Avant le démembrement de l'Empire ottoman, la population de la région comprenant l'Israël moderne, la Cisjordanie et la bande de Gaza n'était pas exclusivement musulmane. Sous le règne de l'empire ottoman au milieu du XVIe siècle, il n'y avait pas plus de 10 000 Juifs en Palestine[2], ce qui représentait environ 5 % de la population. Au milieu du XIXe siècle, des sources turques indiquaient que 80 % des 600 000 habitants étaient identifiés comme musulmans, 10 % comme arabes chrétiens et 5 à 7 % comme juifs[3].

La situation de la communauté juive en Palestine était plus compliquée que dans les pays arabes voisins[4]. Alors qu'au Yémen, en Irak, en Syrie et au Liban, les communautés étaient largement homogènes en termes ethniques et confessionnels, en Palestine au XIXe siècle, les pèlerins juifs et les projets coloniaux chrétiens européens ont attiré un grand nombre d'immigrants ashkénazes d'Europe de l'Est et de groupes séfarades de Bulgarie, de Turquie et d'Afrique du Nord[4]. Mais parmi l'ensemble des Juifs présents au début du XXe siècle en Palestine, une minorité était aussi constituée par les Juifs indigènes, n'étant pas exclusivement d’origine ibérique et comprenant d’importantes communautés de langue yiddish qui s’étaient établies en Palestine des siècles plus tôt[4].

Travailleurs du quartier de Kerem Avraham à Jérusalem (entre 1852 et 1862)
Maison de prière Ben Zakai, Jérusalem, 1893.
Juifs de Jérusalem, 1895.
Juifs de Buqei'a, Galilée, vers 1930

Vers la fin de l'ère ottomane en Palestine, les communautés juives indigènes vivaient principalement dans les quatre « villes saintes » de Safed, Tibériade, Hébron et Jérusalem[4]. La population juive était composée d'Ashkénazes (parlant yiddish), de Séfarades (locuteurs judéo-espagnols) et de Maghrébins (arabophones d'Afrique du Nord) ou Mizrahim (Juifs du Moyen-Orient, comparables au terme arabe Mashriqiyyun, ou « Orientaux »). La majorité des Juifs des quatre villes saintes, à l’exception de Jérusalem, parlaient l’arabe et le judéo-espagnol[4]. La langue dominante parmi les Juifs de Jérusalem était le yiddish, en raison de l'importante migration de Juifs ashkénazes pieux venus de Russie et d'Europe de l'Est. Pourtant, en 1882, il y avait à Jérusalem 7 620 Séfarades/Mizrahim/Maghrébins enregistrés, dont 1 290 Maghrébins, originaires du Maghreb ou plus largement d'Afrique du Nord. Originaires de la ville sainte, ils étaient sujets ottomans et parlaient couramment l'arabe[4]. L'arabe a également servi de lingua franca entre les Séfarades/Mizrahim/Maghrebim et les Ashkénazes et leurs homologues arabes non-juifs dans des villes mixtes comme Safed et Hébron[4]. Cependant, durant la période de domination grecque puis romaine, la langue principale des Juifs palestiniens était l'araméen, une langue sémitique étroitement liée à l'hébreu[5].

**Objectif**: Recopiez mot pour mot, dans le texte sur les communautés juives de Palestine, le passage qui commence par les mots contenant « La situation de » et se termine par « 1852 et 1862) ».

**Matériel**:
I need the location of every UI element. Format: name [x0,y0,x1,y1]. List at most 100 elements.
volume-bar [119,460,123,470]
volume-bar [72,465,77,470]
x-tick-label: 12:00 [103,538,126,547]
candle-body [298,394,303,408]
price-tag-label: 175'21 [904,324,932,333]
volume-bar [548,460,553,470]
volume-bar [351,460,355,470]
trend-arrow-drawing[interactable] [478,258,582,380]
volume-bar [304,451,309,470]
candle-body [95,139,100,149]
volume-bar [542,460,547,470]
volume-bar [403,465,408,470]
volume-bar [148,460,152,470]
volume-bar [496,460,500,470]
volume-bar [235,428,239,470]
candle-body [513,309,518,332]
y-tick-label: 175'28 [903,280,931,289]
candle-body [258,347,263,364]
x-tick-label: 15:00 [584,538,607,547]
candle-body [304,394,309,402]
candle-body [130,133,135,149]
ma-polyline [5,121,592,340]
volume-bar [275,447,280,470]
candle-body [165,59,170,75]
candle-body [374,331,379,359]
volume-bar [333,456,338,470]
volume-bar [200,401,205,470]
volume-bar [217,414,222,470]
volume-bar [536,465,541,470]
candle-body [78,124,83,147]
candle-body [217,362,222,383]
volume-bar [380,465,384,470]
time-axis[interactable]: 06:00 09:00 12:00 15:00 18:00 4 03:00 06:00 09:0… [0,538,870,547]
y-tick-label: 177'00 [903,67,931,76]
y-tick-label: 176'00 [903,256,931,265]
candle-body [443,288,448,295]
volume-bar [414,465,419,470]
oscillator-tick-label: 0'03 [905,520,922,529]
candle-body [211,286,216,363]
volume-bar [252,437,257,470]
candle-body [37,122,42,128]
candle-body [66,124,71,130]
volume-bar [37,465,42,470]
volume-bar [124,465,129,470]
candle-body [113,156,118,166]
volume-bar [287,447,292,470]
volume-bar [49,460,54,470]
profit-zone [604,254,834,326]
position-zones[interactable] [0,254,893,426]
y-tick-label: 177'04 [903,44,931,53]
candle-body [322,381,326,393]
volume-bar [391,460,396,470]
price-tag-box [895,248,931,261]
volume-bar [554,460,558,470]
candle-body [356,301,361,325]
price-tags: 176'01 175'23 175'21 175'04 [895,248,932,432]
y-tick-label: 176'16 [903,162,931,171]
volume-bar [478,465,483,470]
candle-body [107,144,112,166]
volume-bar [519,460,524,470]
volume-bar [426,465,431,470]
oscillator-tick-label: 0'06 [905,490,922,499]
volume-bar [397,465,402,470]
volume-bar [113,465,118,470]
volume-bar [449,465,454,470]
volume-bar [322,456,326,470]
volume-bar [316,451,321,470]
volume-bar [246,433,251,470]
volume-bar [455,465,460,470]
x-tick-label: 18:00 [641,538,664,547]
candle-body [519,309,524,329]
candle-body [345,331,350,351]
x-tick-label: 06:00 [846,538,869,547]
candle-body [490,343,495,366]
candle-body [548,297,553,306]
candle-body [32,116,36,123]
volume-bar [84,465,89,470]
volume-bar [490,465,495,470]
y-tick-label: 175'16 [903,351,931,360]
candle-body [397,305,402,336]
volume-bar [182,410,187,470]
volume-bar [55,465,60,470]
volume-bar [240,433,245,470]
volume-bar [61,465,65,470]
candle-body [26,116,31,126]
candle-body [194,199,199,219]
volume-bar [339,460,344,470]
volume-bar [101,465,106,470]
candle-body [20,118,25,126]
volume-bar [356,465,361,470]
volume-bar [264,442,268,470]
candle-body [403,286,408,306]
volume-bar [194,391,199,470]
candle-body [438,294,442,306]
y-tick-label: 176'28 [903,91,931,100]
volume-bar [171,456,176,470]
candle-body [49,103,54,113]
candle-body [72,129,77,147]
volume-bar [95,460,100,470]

**Réponse**:
La situation de la communauté juive en Palestine était plus compliquée que dans les pays arabes voisins[4]. Alors qu'au Yémen, en Irak, en Syrie et au Liban, les communautés étaient largement homogènes en termes ethniques et confessionnels, en Palestine au XIXe siècle, les pèlerins juifs et les projets coloniaux chrétiens européens ont attiré un grand nombre d'immigrants ashkénazes d'Europe de l'Est et de groupes séfarades de Bulgarie, de Turquie et d'Afrique du Nord[4]. Mais parmi l'ensemble des Juifs présents au début du XXe siècle en Palestine, une minorité était aussi constituée par les Juifs indigènes, n'étant pas exclusivement d’origine ibérique et comprenant d’importantes communautés de langue yiddish qui s’étaient établies en Palestine des siècles plus tôt[4].

Travailleurs du quartier de Kerem Avraham à Jérusalem (entre 1852 et 1862)